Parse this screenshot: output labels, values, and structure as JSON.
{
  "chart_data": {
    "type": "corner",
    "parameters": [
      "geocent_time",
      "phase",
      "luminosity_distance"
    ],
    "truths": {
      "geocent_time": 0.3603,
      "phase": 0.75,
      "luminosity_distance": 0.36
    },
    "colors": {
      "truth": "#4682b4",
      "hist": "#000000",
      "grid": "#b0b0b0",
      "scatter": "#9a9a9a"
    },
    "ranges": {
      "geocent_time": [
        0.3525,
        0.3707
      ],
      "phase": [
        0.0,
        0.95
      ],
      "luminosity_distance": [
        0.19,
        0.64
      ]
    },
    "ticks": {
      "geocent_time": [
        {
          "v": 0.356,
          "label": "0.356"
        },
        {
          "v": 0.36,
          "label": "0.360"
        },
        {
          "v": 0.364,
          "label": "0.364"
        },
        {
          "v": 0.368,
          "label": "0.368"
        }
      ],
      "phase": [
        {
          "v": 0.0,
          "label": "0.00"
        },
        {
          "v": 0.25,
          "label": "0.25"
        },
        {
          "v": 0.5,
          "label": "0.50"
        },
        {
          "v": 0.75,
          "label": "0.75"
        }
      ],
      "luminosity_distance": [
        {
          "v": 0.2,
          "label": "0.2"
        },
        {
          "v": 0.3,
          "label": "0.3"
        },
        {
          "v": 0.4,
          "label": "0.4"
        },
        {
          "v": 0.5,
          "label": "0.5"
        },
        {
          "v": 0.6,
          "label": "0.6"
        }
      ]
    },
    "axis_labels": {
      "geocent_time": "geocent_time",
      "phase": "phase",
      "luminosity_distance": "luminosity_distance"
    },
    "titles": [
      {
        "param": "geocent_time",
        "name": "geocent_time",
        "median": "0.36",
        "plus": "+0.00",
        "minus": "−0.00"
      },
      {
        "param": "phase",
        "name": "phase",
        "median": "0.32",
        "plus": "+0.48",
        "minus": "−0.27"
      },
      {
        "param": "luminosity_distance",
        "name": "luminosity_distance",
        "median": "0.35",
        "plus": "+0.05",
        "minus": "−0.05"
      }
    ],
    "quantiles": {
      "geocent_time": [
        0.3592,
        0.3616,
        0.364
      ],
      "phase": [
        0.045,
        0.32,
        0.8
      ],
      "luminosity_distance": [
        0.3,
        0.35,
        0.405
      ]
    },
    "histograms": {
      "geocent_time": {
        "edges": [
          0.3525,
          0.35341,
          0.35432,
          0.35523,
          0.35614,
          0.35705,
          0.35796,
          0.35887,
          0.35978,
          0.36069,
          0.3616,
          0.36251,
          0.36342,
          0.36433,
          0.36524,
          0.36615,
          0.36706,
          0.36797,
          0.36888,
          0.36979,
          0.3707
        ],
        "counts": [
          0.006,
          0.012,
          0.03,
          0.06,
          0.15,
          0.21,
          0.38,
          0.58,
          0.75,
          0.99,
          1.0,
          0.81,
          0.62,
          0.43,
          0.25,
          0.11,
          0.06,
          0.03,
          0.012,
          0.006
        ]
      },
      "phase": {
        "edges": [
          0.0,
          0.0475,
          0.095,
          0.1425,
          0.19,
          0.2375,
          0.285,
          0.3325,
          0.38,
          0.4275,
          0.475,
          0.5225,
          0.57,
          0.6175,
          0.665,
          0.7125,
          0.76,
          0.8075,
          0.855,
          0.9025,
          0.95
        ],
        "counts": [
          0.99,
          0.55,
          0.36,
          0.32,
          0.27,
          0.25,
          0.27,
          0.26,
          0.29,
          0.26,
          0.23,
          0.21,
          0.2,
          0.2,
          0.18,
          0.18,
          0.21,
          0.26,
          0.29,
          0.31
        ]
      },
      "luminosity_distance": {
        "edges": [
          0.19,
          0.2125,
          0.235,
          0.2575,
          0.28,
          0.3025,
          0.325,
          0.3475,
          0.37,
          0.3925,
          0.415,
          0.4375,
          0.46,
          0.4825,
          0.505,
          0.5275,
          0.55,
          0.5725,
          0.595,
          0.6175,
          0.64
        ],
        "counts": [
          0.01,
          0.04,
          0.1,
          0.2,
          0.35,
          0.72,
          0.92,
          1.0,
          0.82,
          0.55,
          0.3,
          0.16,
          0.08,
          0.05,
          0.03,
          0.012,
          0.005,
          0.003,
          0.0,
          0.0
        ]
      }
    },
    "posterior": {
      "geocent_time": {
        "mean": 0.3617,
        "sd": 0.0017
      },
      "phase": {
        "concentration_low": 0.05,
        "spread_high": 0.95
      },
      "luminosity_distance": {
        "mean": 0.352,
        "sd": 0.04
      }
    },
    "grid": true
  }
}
####
▸ **JOB**
Repeat the listing above without any change.

▸ **REPLY**
Parse this screenshot: output labels, values, and structure as JSON.
{
  "chart_data": {
    "type": "corner",
    "parameters": [
      "geocent_time",
      "phase",
      "luminosity_distance"
    ],
    "truths": {
      "geocent_time": 0.3603,
      "phase": 0.75,
      "luminosity_distance": 0.36
    },
    "colors": {
      "truth": "#4682b4",
      "hist": "#000000",
      "grid": "#b0b0b0",
      "scatter": "#9a9a9a"
    },
    "ranges": {
      "geocent_time": [
        0.3525,
        0.3707
      ],
      "phase": [
        0.0,
        0.95
      ],
      "luminosity_distance": [
        0.19,
        0.64
      ]
    },
    "ticks": {
      "geocent_time": [
        {
          "v": 0.356,
          "label": "0.356"
        },
        {
          "v": 0.36,
          "label": "0.360"
        },
        {
          "v": 0.364,
          "label": "0.364"
        },
        {
          "v": 0.368,
          "label": "0.368"
        }
      ],
      "phase": [
        {
          "v": 0.0,
          "label": "0.00"
        },
        {
          "v": 0.25,
          "label": "0.25"
        },
        {
          "v": 0.5,
          "label": "0.50"
        },
        {
          "v": 0.75,
          "label": "0.75"
        }
      ],
      "luminosity_distance": [
        {
          "v": 0.2,
          "label": "0.2"
        },
        {
          "v": 0.3,
          "label": "0.3"
        },
        {
          "v": 0.4,
          "label": "0.4"
        },
        {
          "v": 0.5,
          "label": "0.5"
        },
        {
          "v": 0.6,
          "label": "0.6"
        }
      ]
    },
    "axis_labels": {
      "geocent_time": "geocent_time",
      "phase": "phase",
      "luminosity_distance": "luminosity_distance"
    },
    "titles": [
      {
        "param": "geocent_time",
        "name": "geocent_time",
        "median": "0.36",
        "plus": "+0.00",
        "minus": "−0.00"
      },
      {
        "param": "phase",
        "name": "phase",
        "median": "0.32",
        "plus": "+0.48",
        "minus": "−0.27"
      },
      {
        "param": "luminosity_distance",
        "name": "luminosity_distance",
        "median": "0.35",
        "plus": "+0.05",
        "minus": "−0.05"
      }
    ],
    "quantiles": {
      "geocent_time": [
        0.3592,
        0.3616,
        0.364
      ],
      "phase": [
        0.045,
        0.32,
        0.8
      ],
      "luminosity_distance": [
        0.3,
        0.35,
        0.405
      ]
    },
    "histograms": {
      "geocent_time": {
        "edges": [
          0.3525,
          0.35341,
          0.35432,
          0.35523,
          0.35614,
          0.35705,
          0.35796,
          0.35887,
          0.35978,
          0.36069,
          0.3616,
          0.36251,
          0.36342,
          0.36433,
          0.36524,
          0.36615,
          0.36706,
          0.36797,
          0.36888,
          0.36979,
          0.3707
        ],
        "counts": [
          0.006,
          0.012,
          0.03,
          0.06,
          0.15,
          0.21,
          0.38,
          0.58,
          0.75,
          0.99,
          1.0,
          0.81,
          0.62,
          0.43,
          0.25,
          0.11,
          0.06,
          0.03,
          0.012,
          0.006
        ]
      },
      "phase": {
        "edges": [
          0.0,
          0.0475,
          0.095,
          0.1425,
          0.19,
          0.2375,
          0.285,
          0.3325,
          0.38,
          0.4275,
          0.475,
          0.5225,
          0.57,
          0.6175,
          0.665,
          0.7125,
          0.76,
          0.8075,
          0.855,
          0.9025,
          0.95
        ],
        "counts": [
          0.99,
          0.55,
          0.36,
          0.32,
          0.27,
          0.25,
          0.27,
          0.26,
          0.29,
          0.26,
          0.23,
          0.21,
          0.2,
          0.2,
          0.18,
          0.18,
          0.21,
          0.26,
          0.29,
          0.31
        ]
      },
      "luminosity_distance": {
        "edges": [
          0.19,
          0.2125,
          0.235,
          0.2575,
          0.28,
          0.3025,
          0.325,
          0.3475,
          0.37,
          0.3925,
          0.415,
          0.4375,
          0.46,
          0.4825,
          0.505,
          0.5275,
          0.55,
          0.5725,
          0.595,
          0.6175,
          0.64
        ],
        "counts": [
          0.01,
          0.04,
          0.1,
          0.2,
          0.35,
          0.72,
          0.92,
          1.0,
          0.82,
          0.55,
          0.3,
          0.16,
          0.08,
          0.05,
          0.03,
          0.012,
          0.005,
          0.003,
          0.0,
          0.0
        ]
      }
    },
    "posterior": {
      "geocent_time": {
        "mean": 0.3617,
        "sd": 0.0017
      },
      "phase": {
        "concentration_low": 0.05,
        "spread_high": 0.95
      },
      "luminosity_distance": {
        "mean": 0.352,
        "sd": 0.04
      }
    },
    "grid": true
  }
}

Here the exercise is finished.